▸ EXERCISE DESCRIPTION:
Wherever the word "cycles" appears in the entries, copy the whole line.

▸ DATA LINES:
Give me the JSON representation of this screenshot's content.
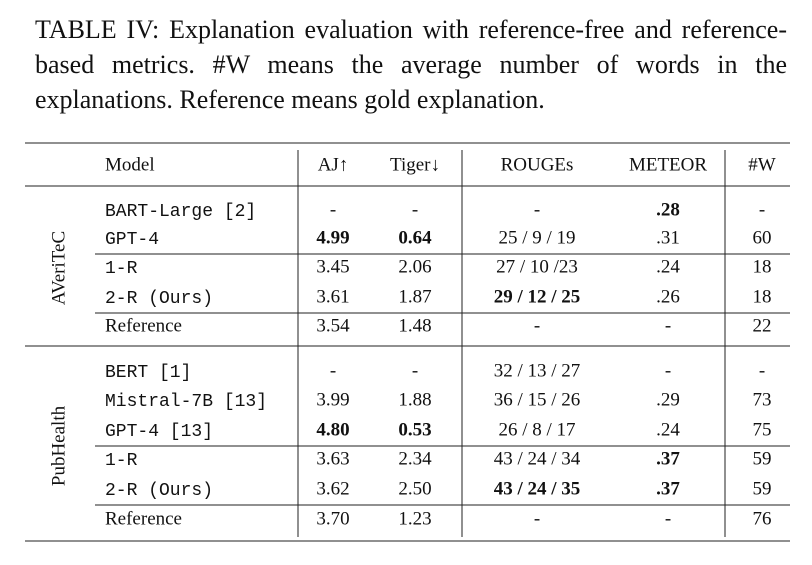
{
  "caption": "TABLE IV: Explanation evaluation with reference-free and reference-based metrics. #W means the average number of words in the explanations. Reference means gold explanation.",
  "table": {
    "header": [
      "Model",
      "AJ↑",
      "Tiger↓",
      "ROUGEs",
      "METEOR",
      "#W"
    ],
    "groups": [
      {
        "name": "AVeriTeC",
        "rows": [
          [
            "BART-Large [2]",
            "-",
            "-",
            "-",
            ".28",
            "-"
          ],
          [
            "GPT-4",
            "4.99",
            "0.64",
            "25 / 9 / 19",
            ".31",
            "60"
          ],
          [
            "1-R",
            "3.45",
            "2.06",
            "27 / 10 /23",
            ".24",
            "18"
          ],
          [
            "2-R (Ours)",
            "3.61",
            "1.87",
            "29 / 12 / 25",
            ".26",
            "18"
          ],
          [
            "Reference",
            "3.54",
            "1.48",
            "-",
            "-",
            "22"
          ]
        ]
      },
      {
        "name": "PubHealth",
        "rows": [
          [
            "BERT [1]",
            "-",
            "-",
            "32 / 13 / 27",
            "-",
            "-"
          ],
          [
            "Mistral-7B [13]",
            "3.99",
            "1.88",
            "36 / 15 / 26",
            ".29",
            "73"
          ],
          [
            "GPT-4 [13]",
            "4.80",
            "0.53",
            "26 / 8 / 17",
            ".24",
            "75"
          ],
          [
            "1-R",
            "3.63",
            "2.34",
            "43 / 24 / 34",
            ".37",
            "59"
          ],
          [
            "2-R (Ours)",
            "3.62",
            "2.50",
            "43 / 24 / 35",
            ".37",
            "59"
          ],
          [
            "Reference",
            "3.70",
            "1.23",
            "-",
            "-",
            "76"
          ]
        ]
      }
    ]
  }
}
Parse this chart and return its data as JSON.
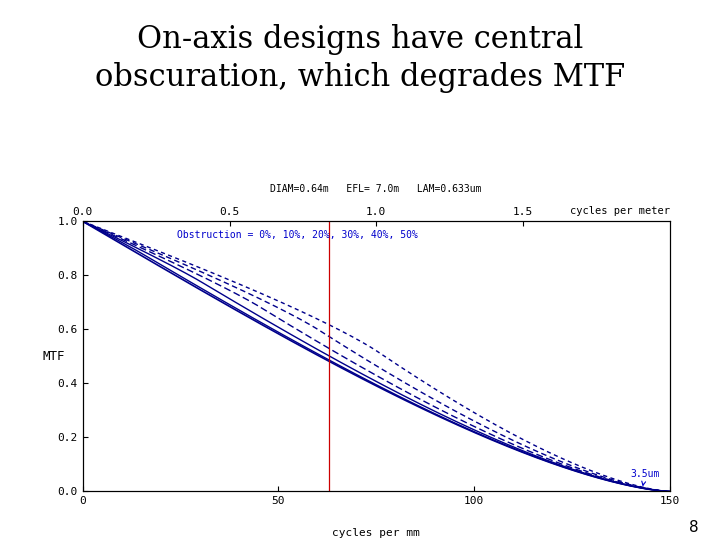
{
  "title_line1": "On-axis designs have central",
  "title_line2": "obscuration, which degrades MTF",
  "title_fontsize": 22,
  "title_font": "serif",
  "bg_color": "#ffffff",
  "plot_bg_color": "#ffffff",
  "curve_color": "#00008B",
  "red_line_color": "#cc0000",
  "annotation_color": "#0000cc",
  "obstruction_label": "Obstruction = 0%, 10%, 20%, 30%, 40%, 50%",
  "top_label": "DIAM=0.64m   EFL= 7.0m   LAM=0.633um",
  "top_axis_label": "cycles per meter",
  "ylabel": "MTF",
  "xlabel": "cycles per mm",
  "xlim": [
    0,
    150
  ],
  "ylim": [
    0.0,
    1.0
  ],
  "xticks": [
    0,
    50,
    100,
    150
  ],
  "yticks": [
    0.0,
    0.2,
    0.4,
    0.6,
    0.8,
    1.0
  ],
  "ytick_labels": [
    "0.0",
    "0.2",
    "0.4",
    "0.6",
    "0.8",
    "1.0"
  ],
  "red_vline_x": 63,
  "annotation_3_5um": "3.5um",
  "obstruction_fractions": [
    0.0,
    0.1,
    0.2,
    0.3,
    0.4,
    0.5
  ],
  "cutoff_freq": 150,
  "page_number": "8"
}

▸ ANSWER TO THIS TASK:
  "top_axis_label": "cycles per meter",
  "xlabel": "cycles per mm",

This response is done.